**Your instructions**
Report every line in the listing that contains the string "служащих".

▼

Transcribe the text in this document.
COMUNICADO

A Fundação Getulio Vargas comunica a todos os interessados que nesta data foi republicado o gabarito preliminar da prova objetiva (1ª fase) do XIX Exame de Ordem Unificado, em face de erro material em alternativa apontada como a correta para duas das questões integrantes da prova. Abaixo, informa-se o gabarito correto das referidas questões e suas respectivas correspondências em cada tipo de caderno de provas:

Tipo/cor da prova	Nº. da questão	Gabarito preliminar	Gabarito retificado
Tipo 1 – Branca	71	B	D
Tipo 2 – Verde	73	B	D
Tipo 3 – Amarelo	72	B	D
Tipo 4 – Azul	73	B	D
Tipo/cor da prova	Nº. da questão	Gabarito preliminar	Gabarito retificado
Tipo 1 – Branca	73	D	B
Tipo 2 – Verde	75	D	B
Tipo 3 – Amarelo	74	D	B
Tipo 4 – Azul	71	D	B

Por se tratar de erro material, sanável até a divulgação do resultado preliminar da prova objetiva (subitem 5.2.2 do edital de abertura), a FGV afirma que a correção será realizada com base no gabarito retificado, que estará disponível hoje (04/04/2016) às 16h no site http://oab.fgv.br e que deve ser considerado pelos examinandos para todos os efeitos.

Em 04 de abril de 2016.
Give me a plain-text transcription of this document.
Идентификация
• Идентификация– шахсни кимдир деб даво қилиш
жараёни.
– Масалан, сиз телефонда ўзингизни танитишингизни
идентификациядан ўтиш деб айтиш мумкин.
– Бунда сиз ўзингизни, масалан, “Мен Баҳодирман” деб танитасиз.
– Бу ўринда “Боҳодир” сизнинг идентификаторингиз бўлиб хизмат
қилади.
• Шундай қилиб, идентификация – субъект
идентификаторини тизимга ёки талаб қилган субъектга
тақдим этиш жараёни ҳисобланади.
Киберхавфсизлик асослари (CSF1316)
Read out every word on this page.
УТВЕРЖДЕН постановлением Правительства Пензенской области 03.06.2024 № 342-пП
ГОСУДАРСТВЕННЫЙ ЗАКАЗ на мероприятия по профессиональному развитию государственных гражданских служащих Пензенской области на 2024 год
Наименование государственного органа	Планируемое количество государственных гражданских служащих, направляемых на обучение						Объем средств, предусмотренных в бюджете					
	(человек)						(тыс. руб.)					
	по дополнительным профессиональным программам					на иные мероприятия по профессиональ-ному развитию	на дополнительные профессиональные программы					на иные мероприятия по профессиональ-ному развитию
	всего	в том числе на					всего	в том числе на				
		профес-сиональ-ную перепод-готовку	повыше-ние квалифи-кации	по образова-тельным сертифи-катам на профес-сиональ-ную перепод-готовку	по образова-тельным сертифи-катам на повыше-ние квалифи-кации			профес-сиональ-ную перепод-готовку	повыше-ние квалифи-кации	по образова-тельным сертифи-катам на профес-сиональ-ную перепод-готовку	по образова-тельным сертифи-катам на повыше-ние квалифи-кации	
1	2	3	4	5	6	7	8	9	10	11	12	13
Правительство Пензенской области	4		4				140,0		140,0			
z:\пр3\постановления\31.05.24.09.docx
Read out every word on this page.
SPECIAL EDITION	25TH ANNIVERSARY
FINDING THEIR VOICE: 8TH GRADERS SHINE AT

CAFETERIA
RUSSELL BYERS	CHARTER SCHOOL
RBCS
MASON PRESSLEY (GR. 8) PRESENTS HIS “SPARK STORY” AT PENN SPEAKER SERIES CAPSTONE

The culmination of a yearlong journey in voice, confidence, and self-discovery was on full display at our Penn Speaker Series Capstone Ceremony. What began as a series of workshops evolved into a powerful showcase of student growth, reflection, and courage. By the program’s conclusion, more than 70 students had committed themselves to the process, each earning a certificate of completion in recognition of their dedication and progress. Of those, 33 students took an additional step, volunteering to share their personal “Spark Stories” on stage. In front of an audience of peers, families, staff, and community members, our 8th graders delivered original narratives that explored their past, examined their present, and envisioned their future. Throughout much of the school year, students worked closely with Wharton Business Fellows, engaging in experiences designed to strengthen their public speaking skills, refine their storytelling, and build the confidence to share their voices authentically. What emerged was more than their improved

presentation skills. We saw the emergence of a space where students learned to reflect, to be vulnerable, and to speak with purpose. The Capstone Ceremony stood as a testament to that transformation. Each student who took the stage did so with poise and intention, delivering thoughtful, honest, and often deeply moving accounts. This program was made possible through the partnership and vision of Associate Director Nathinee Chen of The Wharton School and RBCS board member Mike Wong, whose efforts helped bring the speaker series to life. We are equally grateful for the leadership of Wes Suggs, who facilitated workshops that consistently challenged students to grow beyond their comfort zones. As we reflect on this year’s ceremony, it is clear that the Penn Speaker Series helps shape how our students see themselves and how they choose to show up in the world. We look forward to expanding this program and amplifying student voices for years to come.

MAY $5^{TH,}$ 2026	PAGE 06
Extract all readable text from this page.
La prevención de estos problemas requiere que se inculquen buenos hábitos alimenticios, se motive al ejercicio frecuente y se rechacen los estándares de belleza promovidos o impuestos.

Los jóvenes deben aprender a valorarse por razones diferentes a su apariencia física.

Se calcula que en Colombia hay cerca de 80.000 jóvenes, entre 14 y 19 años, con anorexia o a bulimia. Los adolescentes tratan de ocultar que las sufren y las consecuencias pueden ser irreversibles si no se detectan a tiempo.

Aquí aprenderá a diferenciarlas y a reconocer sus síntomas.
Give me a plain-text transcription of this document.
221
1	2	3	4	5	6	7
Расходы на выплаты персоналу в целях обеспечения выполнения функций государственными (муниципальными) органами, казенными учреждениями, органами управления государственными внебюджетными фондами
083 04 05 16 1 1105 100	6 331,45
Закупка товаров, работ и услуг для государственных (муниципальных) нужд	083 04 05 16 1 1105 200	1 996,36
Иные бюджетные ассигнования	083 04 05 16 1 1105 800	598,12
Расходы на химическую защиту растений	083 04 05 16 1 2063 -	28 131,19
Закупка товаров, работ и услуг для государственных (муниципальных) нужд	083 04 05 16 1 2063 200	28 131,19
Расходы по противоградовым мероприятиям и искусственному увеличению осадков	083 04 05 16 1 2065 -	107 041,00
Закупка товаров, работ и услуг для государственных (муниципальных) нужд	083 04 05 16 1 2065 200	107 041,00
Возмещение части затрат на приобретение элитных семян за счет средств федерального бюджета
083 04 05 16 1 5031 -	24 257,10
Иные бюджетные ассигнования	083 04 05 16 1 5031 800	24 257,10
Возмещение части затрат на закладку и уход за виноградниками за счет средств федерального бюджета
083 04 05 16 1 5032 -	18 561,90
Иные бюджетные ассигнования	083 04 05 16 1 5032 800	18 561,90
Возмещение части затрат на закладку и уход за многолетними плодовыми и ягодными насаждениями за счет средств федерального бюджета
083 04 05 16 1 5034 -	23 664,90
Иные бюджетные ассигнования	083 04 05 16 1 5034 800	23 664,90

▲

**The answer**
ГОСУДАРСТВЕННЫЙ ЗАКАЗ на мероприятия по профессиональному развитию государственных гражданских служащих Пензенской области на 2024 год
Наименование государственного органа	Планируемое количество государственных гражданских служащих, направляемых на обучение						Объем средств, предусмотренных в бюджете					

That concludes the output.